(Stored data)
= = =
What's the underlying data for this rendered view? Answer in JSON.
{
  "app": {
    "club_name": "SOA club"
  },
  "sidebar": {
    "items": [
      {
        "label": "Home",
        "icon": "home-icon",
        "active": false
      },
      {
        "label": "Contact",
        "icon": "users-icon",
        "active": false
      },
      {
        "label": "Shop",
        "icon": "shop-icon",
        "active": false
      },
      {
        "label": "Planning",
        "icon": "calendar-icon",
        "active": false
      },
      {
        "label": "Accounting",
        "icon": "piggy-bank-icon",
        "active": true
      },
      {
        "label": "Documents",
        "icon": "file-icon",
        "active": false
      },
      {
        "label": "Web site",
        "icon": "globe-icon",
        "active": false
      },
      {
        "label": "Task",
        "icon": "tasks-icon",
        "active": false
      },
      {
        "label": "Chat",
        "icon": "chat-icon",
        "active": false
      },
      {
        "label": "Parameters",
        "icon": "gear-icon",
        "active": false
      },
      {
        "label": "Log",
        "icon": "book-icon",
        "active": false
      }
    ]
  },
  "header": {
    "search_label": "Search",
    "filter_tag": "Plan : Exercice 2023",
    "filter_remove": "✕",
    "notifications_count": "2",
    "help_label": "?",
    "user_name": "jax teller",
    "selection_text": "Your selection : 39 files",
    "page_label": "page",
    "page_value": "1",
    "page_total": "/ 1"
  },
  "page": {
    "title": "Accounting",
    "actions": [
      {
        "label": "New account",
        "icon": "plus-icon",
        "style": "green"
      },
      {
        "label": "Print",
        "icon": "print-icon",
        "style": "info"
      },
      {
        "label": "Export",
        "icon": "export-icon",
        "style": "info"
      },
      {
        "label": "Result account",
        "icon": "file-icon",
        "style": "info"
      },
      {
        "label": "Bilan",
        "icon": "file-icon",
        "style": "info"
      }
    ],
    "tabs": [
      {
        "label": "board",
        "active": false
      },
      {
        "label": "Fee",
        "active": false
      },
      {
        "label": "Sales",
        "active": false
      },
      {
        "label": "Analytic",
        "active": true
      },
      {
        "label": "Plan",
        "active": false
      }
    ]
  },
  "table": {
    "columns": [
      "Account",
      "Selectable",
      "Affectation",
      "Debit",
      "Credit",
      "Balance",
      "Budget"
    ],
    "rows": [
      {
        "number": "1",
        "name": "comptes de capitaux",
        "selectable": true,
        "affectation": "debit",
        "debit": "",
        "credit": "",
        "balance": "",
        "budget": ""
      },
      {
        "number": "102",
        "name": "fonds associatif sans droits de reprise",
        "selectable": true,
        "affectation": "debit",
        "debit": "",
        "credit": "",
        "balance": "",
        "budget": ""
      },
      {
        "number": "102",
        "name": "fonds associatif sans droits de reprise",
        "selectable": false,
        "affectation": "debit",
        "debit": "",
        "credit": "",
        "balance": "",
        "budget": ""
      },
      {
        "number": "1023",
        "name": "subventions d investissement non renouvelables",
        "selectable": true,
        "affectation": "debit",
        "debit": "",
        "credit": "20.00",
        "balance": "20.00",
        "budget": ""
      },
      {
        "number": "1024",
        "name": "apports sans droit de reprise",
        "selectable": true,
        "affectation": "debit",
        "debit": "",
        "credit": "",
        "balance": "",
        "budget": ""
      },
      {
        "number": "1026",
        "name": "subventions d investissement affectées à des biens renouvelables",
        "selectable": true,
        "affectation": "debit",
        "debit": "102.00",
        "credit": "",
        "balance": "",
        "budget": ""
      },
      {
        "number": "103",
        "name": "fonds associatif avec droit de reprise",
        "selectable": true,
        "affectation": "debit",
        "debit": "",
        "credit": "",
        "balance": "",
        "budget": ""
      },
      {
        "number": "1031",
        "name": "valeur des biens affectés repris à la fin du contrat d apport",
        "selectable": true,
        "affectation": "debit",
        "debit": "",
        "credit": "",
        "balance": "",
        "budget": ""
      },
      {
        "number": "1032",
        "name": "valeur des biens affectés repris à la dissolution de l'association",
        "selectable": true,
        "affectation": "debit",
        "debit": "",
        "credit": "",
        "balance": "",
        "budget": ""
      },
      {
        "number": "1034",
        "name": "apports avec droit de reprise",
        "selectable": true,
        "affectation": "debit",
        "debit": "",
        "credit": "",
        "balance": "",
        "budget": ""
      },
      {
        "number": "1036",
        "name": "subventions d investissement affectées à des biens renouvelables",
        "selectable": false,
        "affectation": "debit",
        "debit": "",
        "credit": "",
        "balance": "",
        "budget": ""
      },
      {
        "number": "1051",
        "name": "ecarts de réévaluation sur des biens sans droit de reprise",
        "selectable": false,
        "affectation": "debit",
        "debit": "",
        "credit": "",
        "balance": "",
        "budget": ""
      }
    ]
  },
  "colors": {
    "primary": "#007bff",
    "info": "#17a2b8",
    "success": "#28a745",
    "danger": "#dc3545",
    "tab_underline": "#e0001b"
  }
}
= = =
Output the records above in their entirety, exactly.

What's the underlying data for this rendered view? Answer in JSON.
{
  "app": {
    "club_name": "SOA club"
  },
  "sidebar": {
    "items": [
      {
        "label": "Home",
        "icon": "home-icon",
        "active": false
      },
      {
        "label": "Contact",
        "icon": "users-icon",
        "active": false
      },
      {
        "label": "Shop",
        "icon": "shop-icon",
        "active": false
      },
      {
        "label": "Planning",
        "icon": "calendar-icon",
        "active": false
      },
      {
        "label": "Accounting",
        "icon": "piggy-bank-icon",
        "active": true
      },
      {
        "label": "Documents",
        "icon": "file-icon",
        "active": false
      },
      {
        "label": "Web site",
        "icon": "globe-icon",
        "active": false
      },
      {
        "label": "Task",
        "icon": "tasks-icon",
        "active": false
      },
      {
        "label": "Chat",
        "icon": "chat-icon",
        "active": false
      },
      {
        "label": "Parameters",
        "icon": "gear-icon",
        "active": false
      },
      {
        "label": "Log",
        "icon": "book-icon",
        "active": false
      }
    ]
  },
  "header": {
    "search_label": "Search",
    "filter_tag": "Plan : Exercice 2023",
    "filter_remove": "✕",
    "notifications_count": "2",
    "help_label": "?",
    "user_name": "jax teller",
    "selection_text": "Your selection : 39 files",
    "page_label": "page",
    "page_value": "1",
    "page_total": "/ 1"
  },
  "page": {
    "title": "Accounting",
    "actions": [
      {
        "label": "New account",
        "icon": "plus-icon",
        "style": "green"
      },
      {
        "label": "Print",
        "icon": "print-icon",
        "style": "info"
      },
      {
        "label": "Export",
        "icon": "export-icon",
        "style": "info"
      },
      {
        "label": "Result account",
        "icon": "file-icon",
        "style": "info"
      },
      {
        "label": "Bilan",
        "icon": "file-icon",
        "style": "info"
      }
    ],
    "tabs": [
      {
        "label": "board",
        "active": false
      },
      {
        "label": "Fee",
        "active": false
      },
      {
        "label": "Sales",
        "active": false
      },
      {
        "label": "Analytic",
        "active": true
      },
      {
        "label": "Plan",
        "active": false
      }
    ]
  },
  "table": {
    "columns": [
      "Account",
      "Selectable",
      "Affectation",
      "Debit",
      "Credit",
      "Balance",
      "Budget"
    ],
    "rows": [
      {
        "number": "1",
        "name": "comptes de capitaux",
        "selectable": true,
        "affectation": "debit",
        "debit": "",
        "credit": "",
        "balance": "",
        "budget": ""
      },
      {
        "number": "102",
        "name": "fonds associatif sans droits de reprise",
        "selectable": true,
        "affectation": "debit",
        "debit": "",
        "credit": "",
        "balance": "",
        "budget": ""
      },
      {
        "number": "102",
        "name": "fonds associatif sans droits de reprise",
        "selectable": false,
        "affectation": "debit",
        "debit": "",
        "credit": "",
        "balance": "",
        "budget": ""
      },
      {
        "number": "1023",
        "name": "subventions d investissement non renouvelables",
        "selectable": true,
        "affectation": "debit",
        "debit": "",
        "credit": "20.00",
        "balance": "20.00",
        "budget": ""
      },
      {
        "number": "1024",
        "name": "apports sans droit de reprise",
        "selectable": true,
        "affectation": "debit",
        "debit": "",
        "credit": "",
        "balance": "",
        "budget": ""
      },
      {
        "number": "1026",
        "name": "subventions d investissement affectées à des biens renouvelables",
        "selectable": true,
        "affectation": "debit",
        "debit": "102.00",
        "credit": "",
        "balance": "",
        "budget": ""
      },
      {
        "number": "103",
        "name": "fonds associatif avec droit de reprise",
        "selectable": true,
        "affectation": "debit",
        "debit": "",
        "credit": "",
        "balance": "",
        "budget": ""
      },
      {
        "number": "1031",
        "name": "valeur des biens affectés repris à la fin du contrat d apport",
        "selectable": true,
        "affectation": "debit",
        "debit": "",
        "credit": "",
        "balance": "",
        "budget": ""
      },
      {
        "number": "1032",
        "name": "valeur des biens affectés repris à la dissolution de l'association",
        "selectable": true,
        "affectation": "debit",
        "debit": "",
        "credit": "",
        "balance": "",
        "budget": ""
      },
      {
        "number": "1034",
        "name": "apports avec droit de reprise",
        "selectable": true,
        "affectation": "debit",
        "debit": "",
        "credit": "",
        "balance": "",
        "budget": ""
      },
      {
        "number": "1036",
        "name": "subventions d investissement affectées à des biens renouvelables",
        "selectable": false,
        "affectation": "debit",
        "debit": "",
        "credit": "",
        "balance": "",
        "budget": ""
      },
      {
        "number": "1051",
        "name": "ecarts de réévaluation sur des biens sans droit de reprise",
        "selectable": false,
        "affectation": "debit",
        "debit": "",
        "credit": "",
        "balance": "",
        "budget": ""
      }
    ]
  },
  "colors": {
    "primary": "#007bff",
    "info": "#17a2b8",
    "success": "#28a745",
    "danger": "#dc3545",
    "tab_underline": "#e0001b"
  }
}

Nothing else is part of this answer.